* The exercise *
Give the number of lines that contain the string "JSON", please, and nothing else.

* Provided material *
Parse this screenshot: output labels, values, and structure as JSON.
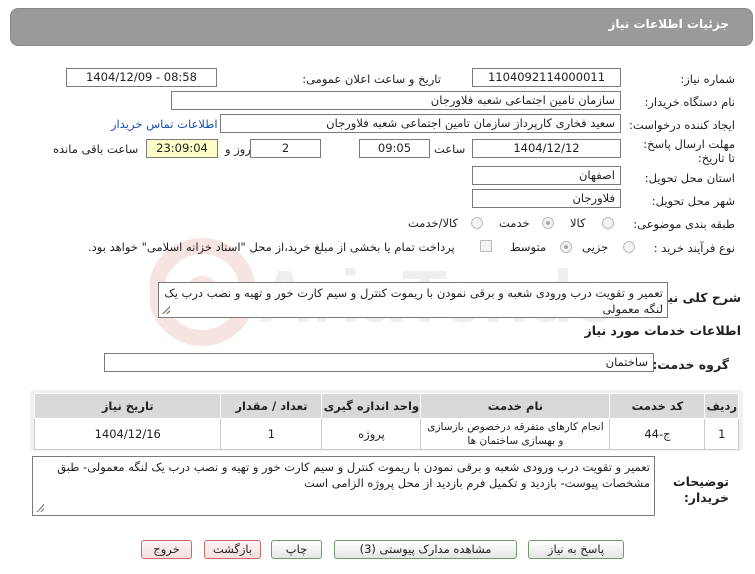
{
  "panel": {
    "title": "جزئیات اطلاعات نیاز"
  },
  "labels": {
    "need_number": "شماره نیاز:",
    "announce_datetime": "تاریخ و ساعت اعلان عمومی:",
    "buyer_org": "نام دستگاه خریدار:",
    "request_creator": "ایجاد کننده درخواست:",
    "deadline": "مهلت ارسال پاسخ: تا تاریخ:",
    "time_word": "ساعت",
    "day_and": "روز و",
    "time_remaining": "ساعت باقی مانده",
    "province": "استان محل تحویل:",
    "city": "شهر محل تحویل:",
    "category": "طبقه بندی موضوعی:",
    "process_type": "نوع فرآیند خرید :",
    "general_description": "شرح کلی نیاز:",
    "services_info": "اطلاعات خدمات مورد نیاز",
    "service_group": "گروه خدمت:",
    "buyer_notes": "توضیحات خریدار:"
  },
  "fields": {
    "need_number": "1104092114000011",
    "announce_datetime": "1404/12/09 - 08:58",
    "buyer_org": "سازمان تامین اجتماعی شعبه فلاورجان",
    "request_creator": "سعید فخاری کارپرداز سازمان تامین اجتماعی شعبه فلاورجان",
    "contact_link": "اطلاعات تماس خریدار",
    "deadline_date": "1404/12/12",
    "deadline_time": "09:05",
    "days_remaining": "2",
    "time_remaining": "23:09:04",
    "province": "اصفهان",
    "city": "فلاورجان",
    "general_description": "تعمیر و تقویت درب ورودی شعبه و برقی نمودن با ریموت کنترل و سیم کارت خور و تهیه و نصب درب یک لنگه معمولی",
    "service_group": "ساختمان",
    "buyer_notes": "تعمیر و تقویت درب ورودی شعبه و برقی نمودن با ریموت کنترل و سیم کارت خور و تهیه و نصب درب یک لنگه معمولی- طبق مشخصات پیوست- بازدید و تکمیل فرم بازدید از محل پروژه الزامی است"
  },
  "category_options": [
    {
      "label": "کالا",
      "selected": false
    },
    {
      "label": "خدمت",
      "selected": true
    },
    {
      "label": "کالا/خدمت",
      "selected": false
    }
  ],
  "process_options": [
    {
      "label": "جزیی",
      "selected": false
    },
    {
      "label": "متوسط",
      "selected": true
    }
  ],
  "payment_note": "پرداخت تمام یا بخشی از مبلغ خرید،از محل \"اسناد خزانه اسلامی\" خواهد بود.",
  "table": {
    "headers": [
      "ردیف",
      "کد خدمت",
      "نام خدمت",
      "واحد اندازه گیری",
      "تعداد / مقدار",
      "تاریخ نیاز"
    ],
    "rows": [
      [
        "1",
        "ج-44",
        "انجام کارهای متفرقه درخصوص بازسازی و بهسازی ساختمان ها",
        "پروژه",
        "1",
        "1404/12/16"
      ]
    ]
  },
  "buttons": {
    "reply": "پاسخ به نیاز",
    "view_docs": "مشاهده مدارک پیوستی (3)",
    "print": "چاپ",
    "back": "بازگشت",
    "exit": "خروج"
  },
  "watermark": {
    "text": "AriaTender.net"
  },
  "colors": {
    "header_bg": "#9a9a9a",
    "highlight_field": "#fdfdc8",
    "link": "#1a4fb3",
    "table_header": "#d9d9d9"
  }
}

--

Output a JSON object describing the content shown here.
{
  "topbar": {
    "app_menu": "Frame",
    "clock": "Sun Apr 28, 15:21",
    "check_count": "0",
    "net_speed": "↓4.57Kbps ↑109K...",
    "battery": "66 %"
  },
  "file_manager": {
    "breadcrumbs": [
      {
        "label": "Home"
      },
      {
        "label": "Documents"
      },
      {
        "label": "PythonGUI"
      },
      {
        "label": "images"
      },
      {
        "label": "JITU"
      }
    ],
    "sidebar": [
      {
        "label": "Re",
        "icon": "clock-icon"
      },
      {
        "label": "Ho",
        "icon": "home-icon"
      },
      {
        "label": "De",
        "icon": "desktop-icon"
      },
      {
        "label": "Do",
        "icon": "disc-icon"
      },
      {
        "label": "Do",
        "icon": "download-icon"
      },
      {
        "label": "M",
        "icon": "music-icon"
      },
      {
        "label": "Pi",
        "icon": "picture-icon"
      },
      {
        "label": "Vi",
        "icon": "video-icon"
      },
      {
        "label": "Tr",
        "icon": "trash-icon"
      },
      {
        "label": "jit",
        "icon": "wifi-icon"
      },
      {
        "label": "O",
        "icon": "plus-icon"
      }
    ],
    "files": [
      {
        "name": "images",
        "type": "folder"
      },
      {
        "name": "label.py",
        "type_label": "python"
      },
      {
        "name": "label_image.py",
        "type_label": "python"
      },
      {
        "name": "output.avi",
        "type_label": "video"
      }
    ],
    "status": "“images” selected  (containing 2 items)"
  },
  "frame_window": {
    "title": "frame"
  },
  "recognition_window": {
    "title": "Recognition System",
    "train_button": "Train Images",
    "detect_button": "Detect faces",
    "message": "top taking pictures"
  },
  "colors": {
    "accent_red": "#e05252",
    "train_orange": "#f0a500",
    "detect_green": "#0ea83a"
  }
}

* Correct answer *
2